• _What you will do_: List, from the lines below, each one with "name" in it.
* Start *
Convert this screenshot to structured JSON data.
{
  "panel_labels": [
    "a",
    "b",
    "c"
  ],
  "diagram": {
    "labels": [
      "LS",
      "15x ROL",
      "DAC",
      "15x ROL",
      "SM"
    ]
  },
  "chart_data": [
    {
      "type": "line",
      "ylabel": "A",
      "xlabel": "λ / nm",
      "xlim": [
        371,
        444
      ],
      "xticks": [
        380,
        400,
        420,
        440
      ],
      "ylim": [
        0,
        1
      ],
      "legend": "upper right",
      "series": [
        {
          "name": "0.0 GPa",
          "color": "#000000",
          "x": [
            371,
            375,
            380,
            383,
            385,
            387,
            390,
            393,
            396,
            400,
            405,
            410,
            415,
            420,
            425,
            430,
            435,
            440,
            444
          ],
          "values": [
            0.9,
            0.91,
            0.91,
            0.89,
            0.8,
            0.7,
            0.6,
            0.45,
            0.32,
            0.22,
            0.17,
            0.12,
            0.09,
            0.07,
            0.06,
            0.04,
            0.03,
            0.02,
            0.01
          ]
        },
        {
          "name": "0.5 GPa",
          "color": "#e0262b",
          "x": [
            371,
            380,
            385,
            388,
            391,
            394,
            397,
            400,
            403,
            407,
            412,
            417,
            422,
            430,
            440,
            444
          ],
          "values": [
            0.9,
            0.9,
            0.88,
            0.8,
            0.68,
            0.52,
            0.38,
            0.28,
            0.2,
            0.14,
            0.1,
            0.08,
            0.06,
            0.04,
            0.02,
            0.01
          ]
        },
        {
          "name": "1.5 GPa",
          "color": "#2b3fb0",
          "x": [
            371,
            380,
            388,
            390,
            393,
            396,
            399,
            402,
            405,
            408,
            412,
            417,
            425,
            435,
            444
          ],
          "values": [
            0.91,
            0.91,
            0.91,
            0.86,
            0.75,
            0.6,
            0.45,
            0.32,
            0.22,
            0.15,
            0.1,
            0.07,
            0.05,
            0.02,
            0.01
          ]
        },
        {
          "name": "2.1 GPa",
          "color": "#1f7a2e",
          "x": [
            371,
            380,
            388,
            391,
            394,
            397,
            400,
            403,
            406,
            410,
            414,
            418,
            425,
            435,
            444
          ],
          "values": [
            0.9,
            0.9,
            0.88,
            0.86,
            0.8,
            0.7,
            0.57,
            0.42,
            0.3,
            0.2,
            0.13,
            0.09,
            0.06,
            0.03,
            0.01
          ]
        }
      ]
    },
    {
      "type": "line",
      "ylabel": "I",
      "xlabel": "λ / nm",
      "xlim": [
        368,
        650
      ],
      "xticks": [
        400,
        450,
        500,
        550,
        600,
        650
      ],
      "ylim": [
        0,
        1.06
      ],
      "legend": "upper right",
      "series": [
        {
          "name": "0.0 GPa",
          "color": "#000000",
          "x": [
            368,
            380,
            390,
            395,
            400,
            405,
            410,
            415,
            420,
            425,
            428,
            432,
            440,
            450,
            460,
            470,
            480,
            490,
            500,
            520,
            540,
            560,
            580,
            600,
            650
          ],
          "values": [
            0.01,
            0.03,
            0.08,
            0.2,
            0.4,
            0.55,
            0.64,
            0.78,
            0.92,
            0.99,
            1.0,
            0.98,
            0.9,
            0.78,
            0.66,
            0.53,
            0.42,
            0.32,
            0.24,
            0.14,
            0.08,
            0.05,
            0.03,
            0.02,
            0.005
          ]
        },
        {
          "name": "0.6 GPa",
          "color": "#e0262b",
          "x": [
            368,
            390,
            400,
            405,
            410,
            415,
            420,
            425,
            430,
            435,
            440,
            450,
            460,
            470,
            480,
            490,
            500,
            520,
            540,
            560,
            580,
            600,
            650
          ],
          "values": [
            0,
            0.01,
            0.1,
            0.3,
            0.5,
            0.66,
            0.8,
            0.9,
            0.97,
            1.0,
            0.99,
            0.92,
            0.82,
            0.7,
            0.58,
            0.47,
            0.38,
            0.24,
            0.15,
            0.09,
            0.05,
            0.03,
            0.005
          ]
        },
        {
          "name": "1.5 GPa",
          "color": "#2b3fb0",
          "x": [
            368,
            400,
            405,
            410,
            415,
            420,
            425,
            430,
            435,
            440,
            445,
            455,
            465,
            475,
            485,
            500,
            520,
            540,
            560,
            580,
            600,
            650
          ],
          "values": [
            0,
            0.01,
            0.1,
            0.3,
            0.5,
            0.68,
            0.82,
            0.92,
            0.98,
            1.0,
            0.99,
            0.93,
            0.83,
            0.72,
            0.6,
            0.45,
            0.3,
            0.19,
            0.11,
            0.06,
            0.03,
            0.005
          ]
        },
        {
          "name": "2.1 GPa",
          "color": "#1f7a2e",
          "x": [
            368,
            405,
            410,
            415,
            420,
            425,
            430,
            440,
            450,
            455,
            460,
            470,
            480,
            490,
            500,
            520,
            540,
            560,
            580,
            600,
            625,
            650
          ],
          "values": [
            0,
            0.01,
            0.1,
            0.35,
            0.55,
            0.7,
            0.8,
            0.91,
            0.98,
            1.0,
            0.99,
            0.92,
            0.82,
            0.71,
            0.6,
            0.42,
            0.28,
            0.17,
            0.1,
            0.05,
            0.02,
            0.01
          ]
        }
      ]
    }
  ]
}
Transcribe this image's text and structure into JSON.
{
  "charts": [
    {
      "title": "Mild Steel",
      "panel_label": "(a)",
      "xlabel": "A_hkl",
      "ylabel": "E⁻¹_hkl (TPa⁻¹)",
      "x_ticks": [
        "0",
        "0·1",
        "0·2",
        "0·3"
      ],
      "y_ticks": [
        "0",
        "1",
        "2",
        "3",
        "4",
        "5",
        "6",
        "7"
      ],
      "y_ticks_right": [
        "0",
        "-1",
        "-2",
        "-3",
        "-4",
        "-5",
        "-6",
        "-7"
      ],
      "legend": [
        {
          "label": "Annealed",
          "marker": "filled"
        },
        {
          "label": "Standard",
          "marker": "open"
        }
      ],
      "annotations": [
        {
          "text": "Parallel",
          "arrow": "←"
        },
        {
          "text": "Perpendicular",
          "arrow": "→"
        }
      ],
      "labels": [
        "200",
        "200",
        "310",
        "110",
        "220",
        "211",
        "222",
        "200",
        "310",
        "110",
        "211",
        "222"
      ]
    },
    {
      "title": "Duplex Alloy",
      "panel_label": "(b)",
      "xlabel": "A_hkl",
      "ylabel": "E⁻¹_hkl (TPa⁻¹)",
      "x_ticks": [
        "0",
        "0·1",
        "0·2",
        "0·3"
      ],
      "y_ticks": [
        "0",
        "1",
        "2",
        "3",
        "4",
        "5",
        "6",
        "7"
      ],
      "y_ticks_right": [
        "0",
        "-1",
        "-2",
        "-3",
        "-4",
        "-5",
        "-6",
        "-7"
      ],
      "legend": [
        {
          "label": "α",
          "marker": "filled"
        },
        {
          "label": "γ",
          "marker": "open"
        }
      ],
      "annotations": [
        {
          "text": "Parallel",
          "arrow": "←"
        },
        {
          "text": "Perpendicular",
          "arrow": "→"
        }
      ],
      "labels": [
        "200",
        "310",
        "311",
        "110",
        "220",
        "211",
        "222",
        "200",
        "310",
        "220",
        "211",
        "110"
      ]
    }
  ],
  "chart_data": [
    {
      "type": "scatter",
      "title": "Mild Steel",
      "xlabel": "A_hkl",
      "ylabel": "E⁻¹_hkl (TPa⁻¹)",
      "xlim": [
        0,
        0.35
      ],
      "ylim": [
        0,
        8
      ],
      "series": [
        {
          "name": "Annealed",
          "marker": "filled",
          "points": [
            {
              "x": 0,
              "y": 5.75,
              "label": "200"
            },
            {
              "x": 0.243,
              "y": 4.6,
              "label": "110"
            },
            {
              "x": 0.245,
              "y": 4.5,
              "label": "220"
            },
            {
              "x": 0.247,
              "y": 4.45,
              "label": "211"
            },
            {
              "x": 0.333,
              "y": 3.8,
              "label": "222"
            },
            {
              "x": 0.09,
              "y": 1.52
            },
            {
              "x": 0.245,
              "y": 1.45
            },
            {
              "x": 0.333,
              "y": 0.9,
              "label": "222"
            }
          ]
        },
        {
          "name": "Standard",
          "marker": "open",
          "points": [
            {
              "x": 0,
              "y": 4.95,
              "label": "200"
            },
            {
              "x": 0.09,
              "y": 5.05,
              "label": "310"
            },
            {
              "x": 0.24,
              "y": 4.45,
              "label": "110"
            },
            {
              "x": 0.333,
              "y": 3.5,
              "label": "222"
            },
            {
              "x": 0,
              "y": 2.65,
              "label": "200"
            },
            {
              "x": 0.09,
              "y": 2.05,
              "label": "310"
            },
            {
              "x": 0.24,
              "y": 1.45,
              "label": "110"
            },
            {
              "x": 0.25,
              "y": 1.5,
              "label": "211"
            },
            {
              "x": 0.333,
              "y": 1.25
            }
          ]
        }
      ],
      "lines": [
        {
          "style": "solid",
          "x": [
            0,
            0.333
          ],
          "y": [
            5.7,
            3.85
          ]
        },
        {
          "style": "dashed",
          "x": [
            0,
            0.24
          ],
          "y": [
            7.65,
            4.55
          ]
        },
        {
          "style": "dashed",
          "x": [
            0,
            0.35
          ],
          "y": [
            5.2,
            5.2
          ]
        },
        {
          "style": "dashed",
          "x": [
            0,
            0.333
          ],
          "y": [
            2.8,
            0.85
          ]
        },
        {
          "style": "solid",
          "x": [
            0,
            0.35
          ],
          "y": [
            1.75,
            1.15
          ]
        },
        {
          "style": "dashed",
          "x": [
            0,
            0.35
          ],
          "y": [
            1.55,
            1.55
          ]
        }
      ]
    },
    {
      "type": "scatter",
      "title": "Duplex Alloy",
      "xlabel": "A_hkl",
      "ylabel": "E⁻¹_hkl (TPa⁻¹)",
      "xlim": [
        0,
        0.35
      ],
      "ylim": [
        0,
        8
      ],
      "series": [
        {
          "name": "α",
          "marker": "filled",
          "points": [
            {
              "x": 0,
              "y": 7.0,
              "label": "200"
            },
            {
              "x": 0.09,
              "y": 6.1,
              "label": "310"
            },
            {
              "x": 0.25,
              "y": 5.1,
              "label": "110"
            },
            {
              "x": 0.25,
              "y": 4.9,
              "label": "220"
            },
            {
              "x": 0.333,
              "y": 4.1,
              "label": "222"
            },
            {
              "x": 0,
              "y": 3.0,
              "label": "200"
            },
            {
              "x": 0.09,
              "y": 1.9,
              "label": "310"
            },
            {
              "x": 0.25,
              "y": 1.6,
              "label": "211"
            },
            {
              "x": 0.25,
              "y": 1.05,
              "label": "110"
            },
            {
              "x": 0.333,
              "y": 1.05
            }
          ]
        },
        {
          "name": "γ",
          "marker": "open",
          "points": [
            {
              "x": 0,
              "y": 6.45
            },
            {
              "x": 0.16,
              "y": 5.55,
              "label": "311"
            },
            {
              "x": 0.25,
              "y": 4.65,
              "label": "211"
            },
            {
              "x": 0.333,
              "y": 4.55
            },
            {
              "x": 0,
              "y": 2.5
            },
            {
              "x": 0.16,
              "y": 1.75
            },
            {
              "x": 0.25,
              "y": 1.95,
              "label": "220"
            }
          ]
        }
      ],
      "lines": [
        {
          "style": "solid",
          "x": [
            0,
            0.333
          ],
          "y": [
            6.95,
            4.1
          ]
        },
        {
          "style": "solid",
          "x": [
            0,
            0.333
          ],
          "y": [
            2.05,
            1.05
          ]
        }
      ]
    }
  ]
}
* End *
• _Exercise answer_:
          "name": "0.0 GPa",
          "name": "0.5 GPa",
          "name": "1.5 GPa",
          "name": "2.1 GPa",
          "name": "0.0 GPa",
          "name": "0.6 GPa",
          "name": "1.5 GPa",
          "name": "2.1 GPa",
          "name": "Annealed",
          "name": "Standard",
          "name": "α",
          "name": "γ",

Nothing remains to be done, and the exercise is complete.